--- Your objective ---
Copy out all of the material exactly as presented.

--- Excerpted records ---
· · · · ·
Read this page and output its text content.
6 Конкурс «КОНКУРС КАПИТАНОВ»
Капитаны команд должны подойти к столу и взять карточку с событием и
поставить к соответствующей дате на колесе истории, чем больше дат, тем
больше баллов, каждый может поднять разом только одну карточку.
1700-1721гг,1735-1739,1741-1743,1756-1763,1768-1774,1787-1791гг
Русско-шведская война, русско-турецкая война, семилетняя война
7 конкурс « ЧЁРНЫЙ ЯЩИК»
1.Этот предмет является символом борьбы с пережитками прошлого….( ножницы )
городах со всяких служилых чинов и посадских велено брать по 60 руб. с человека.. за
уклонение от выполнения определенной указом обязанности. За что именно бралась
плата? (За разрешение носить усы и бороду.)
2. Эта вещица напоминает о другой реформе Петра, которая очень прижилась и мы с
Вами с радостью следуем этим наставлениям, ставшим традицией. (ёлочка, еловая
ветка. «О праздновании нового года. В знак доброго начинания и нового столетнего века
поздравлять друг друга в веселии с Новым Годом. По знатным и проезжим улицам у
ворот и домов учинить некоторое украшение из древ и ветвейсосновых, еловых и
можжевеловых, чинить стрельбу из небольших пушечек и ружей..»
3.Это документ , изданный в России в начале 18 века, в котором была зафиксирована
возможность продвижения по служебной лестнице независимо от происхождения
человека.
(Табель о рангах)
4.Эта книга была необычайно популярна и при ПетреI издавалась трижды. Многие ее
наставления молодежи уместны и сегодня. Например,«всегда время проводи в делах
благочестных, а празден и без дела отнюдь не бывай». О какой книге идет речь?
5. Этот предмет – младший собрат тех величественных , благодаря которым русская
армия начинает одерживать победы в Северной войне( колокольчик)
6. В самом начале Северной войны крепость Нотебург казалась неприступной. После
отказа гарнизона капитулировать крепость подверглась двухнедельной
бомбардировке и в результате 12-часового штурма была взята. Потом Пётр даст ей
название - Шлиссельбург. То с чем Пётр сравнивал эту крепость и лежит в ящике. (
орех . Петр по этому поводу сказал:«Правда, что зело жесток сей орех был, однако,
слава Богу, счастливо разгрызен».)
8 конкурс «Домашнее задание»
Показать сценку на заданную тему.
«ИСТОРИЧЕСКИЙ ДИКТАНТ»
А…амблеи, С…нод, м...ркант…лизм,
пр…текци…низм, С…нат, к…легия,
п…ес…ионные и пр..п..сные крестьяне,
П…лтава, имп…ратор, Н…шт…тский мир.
· · · · ·
--- Reply ---
Read this page and output its text content.
6 Конкурс «КОНКУРС КАПИТАНОВ»
Капитаны команд должны подойти к столу и взять карточку с событием и
поставить к соответствующей дате на колесе истории, чем больше дат, тем
больше баллов, каждый может поднять разом только одну карточку.
1700-1721гг,1735-1739,1741-1743,1756-1763,1768-1774,1787-1791гг
Русско-шведская война, русско-турецкая война, семилетняя война
7 конкурс « ЧЁРНЫЙ ЯЩИК»
1.Этот предмет является символом борьбы с пережитками прошлого….( ножницы )
городах со всяких служилых чинов и посадских велено брать по 60 руб. с человека.. за
уклонение от выполнения определенной указом обязанности. За что именно бралась
плата? (За разрешение носить усы и бороду.)
2. Эта вещица напоминает о другой реформе Петра, которая очень прижилась и мы с
Вами с радостью следуем этим наставлениям, ставшим традицией. (ёлочка, еловая
ветка. «О праздновании нового года. В знак доброго начинания и нового столетнего века
поздравлять друг друга в веселии с Новым Годом. По знатным и проезжим улицам у
ворот и домов учинить некоторое украшение из древ и ветвейсосновых, еловых и
можжевеловых, чинить стрельбу из небольших пушечек и ружей..»
3.Это документ , изданный в России в начале 18 века, в котором была зафиксирована
возможность продвижения по служебной лестнице независимо от происхождения
человека.
(Табель о рангах)
4.Эта книга была необычайно популярна и при ПетреI издавалась трижды. Многие ее
наставления молодежи уместны и сегодня. Например,«всегда время проводи в делах
благочестных, а празден и без дела отнюдь не бывай». О какой книге идет речь?
5. Этот предмет – младший собрат тех величественных , благодаря которым русская
армия начинает одерживать победы в Северной войне( колокольчик)
6. В самом начале Северной войны крепость Нотебург казалась неприступной. После
отказа гарнизона капитулировать крепость подверглась двухнедельной
бомбардировке и в результате 12-часового штурма была взята. Потом Пётр даст ей
название - Шлиссельбург. То с чем Пётр сравнивал эту крепость и лежит в ящике. (
орех . Петр по этому поводу сказал:«Правда, что зело жесток сей орех был, однако,
слава Богу, счастливо разгрызен».)
8 конкурс «Домашнее задание»
Показать сценку на заданную тему.
«ИСТОРИЧЕСКИЙ ДИКТАНТ»
А…амблеи, С…нод, м...ркант…лизм,
пр…текци…низм, С…нат, к…легия,
п…ес…ионные и пр..п..сные крестьяне,
П…лтава, имп…ратор, Н…шт…тский мир.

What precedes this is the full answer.